## Task requirements
Print out each entry below exactly, please.

## Collected data entries
------------

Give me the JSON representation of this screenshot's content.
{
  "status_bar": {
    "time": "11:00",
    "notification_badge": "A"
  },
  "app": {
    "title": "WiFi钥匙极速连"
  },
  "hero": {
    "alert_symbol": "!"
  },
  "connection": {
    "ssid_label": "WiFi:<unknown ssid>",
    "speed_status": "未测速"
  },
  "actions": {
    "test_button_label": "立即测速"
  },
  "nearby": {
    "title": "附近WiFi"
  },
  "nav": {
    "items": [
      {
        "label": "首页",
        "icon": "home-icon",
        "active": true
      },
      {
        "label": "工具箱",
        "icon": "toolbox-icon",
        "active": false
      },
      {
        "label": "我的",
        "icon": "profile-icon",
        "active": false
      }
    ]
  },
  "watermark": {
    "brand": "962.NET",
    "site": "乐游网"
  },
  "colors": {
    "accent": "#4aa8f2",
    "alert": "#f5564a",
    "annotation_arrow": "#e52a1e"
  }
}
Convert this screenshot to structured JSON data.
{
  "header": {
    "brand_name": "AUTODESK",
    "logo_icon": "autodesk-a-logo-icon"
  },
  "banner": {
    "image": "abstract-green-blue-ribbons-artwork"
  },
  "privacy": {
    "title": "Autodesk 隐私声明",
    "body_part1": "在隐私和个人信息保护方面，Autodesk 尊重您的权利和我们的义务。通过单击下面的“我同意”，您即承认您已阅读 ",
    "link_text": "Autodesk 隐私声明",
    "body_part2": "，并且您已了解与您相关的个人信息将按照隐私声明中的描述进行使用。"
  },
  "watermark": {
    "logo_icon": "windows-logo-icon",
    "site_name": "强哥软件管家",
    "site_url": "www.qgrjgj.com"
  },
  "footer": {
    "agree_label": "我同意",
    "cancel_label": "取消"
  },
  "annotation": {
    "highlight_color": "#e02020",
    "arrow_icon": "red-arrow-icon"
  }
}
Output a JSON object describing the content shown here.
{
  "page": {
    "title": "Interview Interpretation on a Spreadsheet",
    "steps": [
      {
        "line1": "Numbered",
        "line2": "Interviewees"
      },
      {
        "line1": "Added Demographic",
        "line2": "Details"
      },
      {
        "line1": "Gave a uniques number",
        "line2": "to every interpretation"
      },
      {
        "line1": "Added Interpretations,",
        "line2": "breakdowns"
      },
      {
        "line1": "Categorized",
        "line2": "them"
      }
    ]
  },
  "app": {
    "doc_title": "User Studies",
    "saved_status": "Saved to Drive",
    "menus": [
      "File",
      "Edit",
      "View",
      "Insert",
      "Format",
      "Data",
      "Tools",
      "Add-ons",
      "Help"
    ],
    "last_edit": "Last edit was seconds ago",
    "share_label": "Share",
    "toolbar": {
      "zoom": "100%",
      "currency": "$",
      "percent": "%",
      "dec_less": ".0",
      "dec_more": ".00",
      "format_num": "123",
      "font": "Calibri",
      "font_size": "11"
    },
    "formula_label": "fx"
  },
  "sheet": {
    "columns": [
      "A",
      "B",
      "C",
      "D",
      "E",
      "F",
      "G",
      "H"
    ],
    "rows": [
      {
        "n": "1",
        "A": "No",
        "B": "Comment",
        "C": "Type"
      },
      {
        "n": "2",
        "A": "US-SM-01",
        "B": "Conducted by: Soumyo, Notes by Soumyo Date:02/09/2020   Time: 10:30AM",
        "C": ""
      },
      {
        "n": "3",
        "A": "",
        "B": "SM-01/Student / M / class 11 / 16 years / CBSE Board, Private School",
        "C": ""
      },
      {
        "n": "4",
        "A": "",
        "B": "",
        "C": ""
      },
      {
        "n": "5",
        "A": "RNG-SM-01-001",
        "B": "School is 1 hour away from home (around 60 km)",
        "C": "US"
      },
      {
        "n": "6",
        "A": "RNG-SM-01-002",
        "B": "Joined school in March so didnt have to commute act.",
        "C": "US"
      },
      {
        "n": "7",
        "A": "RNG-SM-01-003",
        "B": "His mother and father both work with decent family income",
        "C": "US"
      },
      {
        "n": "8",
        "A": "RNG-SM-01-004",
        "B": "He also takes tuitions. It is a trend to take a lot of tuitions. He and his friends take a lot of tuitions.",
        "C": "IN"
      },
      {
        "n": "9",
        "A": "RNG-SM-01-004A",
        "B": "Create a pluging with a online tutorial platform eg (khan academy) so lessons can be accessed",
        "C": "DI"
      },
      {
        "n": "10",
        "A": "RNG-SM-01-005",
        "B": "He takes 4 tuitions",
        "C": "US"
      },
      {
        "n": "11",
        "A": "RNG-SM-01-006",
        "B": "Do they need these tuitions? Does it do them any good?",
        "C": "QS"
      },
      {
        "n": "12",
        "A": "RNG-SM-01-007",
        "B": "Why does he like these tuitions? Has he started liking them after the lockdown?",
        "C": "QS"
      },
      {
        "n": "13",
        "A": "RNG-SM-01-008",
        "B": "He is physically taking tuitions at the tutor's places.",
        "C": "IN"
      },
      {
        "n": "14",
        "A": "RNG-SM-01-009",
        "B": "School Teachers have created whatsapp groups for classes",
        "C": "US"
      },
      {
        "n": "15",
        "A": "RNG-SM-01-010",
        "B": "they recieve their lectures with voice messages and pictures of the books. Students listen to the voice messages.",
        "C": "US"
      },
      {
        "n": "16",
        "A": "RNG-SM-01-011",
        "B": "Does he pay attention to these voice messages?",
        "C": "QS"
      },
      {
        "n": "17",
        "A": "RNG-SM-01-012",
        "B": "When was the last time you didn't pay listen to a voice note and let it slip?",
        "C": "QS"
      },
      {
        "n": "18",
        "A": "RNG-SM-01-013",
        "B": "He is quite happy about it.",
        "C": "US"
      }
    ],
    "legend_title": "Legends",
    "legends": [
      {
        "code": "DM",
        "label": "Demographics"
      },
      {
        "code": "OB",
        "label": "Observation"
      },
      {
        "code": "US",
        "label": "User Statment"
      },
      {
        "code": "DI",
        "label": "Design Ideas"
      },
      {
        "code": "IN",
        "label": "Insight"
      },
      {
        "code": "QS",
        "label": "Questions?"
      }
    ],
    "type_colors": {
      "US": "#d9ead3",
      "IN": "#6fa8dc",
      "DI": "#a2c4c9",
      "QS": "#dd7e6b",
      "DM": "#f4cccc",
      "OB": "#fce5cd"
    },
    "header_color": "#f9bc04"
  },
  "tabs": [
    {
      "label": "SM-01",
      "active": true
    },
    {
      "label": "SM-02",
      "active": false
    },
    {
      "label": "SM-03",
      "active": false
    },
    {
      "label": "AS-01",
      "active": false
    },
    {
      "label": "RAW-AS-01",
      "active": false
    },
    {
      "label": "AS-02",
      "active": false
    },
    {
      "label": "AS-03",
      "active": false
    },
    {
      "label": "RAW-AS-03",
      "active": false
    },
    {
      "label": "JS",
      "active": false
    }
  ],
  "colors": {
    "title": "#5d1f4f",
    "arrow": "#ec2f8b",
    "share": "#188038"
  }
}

------------

## Reply to the exercise
Give me the JSON representation of this screenshot's content.
{
  "status_bar": {
    "time": "11:00",
    "notification_badge": "A"
  },
  "app": {
    "title": "WiFi钥匙极速连"
  },
  "hero": {
    "alert_symbol": "!"
  },
  "connection": {
    "ssid_label": "WiFi:<unknown ssid>",
    "speed_status": "未测速"
  },
  "actions": {
    "test_button_label": "立即测速"
  },
  "nearby": {
    "title": "附近WiFi"
  },
  "nav": {
    "items": [
      {
        "label": "首页",
        "icon": "home-icon",
        "active": true
      },
      {
        "label": "工具箱",
        "icon": "toolbox-icon",
        "active": false
      },
      {
        "label": "我的",
        "icon": "profile-icon",
        "active": false
      }
    ]
  },
  "watermark": {
    "brand": "962.NET",
    "site": "乐游网"
  },
  "colors": {
    "accent": "#4aa8f2",
    "alert": "#f5564a",
    "annotation_arrow": "#e52a1e"
  }
}
Convert this screenshot to structured JSON data.
{
  "header": {
    "brand_name": "AUTODESK",
    "logo_icon": "autodesk-a-logo-icon"
  },
  "banner": {
    "image": "abstract-green-blue-ribbons-artwork"
  },
  "privacy": {
    "title": "Autodesk 隐私声明",
    "body_part1": "在隐私和个人信息保护方面，Autodesk 尊重您的权利和我们的义务。通过单击下面的“我同意”，您即承认您已阅读 ",
    "link_text": "Autodesk 隐私声明",
    "body_part2": "，并且您已了解与您相关的个人信息将按照隐私声明中的描述进行使用。"
  },
  "watermark": {
    "logo_icon": "windows-logo-icon",
    "site_name": "强哥软件管家",
    "site_url": "www.qgrjgj.com"
  },
  "footer": {
    "agree_label": "我同意",
    "cancel_label": "取消"
  },
  "annotation": {
    "highlight_color": "#e02020",
    "arrow_icon": "red-arrow-icon"
  }
}
Output a JSON object describing the content shown here.
{
  "page": {
    "title": "Interview Interpretation on a Spreadsheet",
    "steps": [
      {
        "line1": "Numbered",
        "line2": "Interviewees"
      },
      {
        "line1": "Added Demographic",
        "line2": "Details"
      },
      {
        "line1": "Gave a uniques number",
        "line2": "to every interpretation"
      },
      {
        "line1": "Added Interpretations,",
        "line2": "breakdowns"
      },
      {
        "line1": "Categorized",
        "line2": "them"
      }
    ]
  },
  "app": {
    "doc_title": "User Studies",
    "saved_status": "Saved to Drive",
    "menus": [
      "File",
      "Edit",
      "View",
      "Insert",
      "Format",
      "Data",
      "Tools",
      "Add-ons",
      "Help"
    ],
    "last_edit": "Last edit was seconds ago",
    "share_label": "Share",
    "toolbar": {
      "zoom": "100%",
      "currency": "$",
      "percent": "%",
      "dec_less": ".0",
      "dec_more": ".00",
      "format_num": "123",
      "font": "Calibri",
      "font_size": "11"
    },
    "formula_label": "fx"
  },
  "sheet": {
    "columns": [
      "A",
      "B",
      "C",
      "D",
      "E",
      "F",
      "G",
      "H"
    ],
    "rows": [
      {
        "n": "1",
        "A": "No",
        "B": "Comment",
        "C": "Type"
      },
      {
        "n": "2",
        "A": "US-SM-01",
        "B": "Conducted by: Soumyo, Notes by Soumyo Date:02/09/2020   Time: 10:30AM",
        "C": ""
      },
      {
        "n": "3",
        "A": "",
        "B": "SM-01/Student / M / class 11 / 16 years / CBSE Board, Private School",
        "C": ""
      },
      {
        "n": "4",
        "A": "",
        "B": "",
        "C": ""
      },
      {
        "n": "5",
        "A": "RNG-SM-01-001",
        "B": "School is 1 hour away from home (around 60 km)",
        "C": "US"
      },
      {
        "n": "6",
        "A": "RNG-SM-01-002",
        "B": "Joined school in March so didnt have to commute act.",
        "C": "US"
      },
      {
        "n": "7",
        "A": "RNG-SM-01-003",
        "B": "His mother and father both work with decent family income",
        "C": "US"
      },
      {
        "n": "8",
        "A": "RNG-SM-01-004",
        "B": "He also takes tuitions. It is a trend to take a lot of tuitions. He and his friends take a lot of tuitions.",
        "C": "IN"
      },
      {
        "n": "9",
        "A": "RNG-SM-01-004A",
        "B": "Create a pluging with a online tutorial platform eg (khan academy) so lessons can be accessed",
        "C": "DI"
      },
      {
        "n": "10",
        "A": "RNG-SM-01-005",
        "B": "He takes 4 tuitions",
        "C": "US"
      },
      {
        "n": "11",
        "A": "RNG-SM-01-006",
        "B": "Do they need these tuitions? Does it do them any good?",
        "C": "QS"
      },
      {
        "n": "12",
        "A": "RNG-SM-01-007",
        "B": "Why does he like these tuitions? Has he started liking them after the lockdown?",
        "C": "QS"
      },
      {
        "n": "13",
        "A": "RNG-SM-01-008",
        "B": "He is physically taking tuitions at the tutor's places.",
        "C": "IN"
      },
      {
        "n": "14",
        "A": "RNG-SM-01-009",
        "B": "School Teachers have created whatsapp groups for classes",
        "C": "US"
      },
      {
        "n": "15",
        "A": "RNG-SM-01-010",
        "B": "they recieve their lectures with voice messages and pictures of the books. Students listen to the voice messages.",
        "C": "US"
      },
      {
        "n": "16",
        "A": "RNG-SM-01-011",
        "B": "Does he pay attention to these voice messages?",
        "C": "QS"
      },
      {
        "n": "17",
        "A": "RNG-SM-01-012",
        "B": "When was the last time you didn't pay listen to a voice note and let it slip?",
        "C": "QS"
      },
      {
        "n": "18",
        "A": "RNG-SM-01-013",
        "B": "He is quite happy about it.",
        "C": "US"
      }
    ],
    "legend_title": "Legends",
    "legends": [
      {
        "code": "DM",
        "label": "Demographics"
      },
      {
        "code": "OB",
        "label": "Observation"
      },
      {
        "code": "US",
        "label": "User Statment"
      },
      {
        "code": "DI",
        "label": "Design Ideas"
      },
      {
        "code": "IN",
        "label": "Insight"
      },
      {
        "code": "QS",
        "label": "Questions?"
      }
    ],
    "type_colors": {
      "US": "#d9ead3",
      "IN": "#6fa8dc",
      "DI": "#a2c4c9",
      "QS": "#dd7e6b",
      "DM": "#f4cccc",
      "OB": "#fce5cd"
    },
    "header_color": "#f9bc04"
  },
  "tabs": [
    {
      "label": "SM-01",
      "active": true
    },
    {
      "label": "SM-02",
      "active": false
    },
    {
      "label": "SM-03",
      "active": false
    },
    {
      "label": "AS-01",
      "active": false
    },
    {
      "label": "RAW-AS-01",
      "active": false
    },
    {
      "label": "AS-02",
      "active": false
    },
    {
      "label": "AS-03",
      "active": false
    },
    {
      "label": "RAW-AS-03",
      "active": false
    },
    {
      "label": "JS",
      "active": false
    }
  ],
  "colors": {
    "title": "#5d1f4f",
    "arrow": "#ec2f8b",
    "share": "#188038"
  }
}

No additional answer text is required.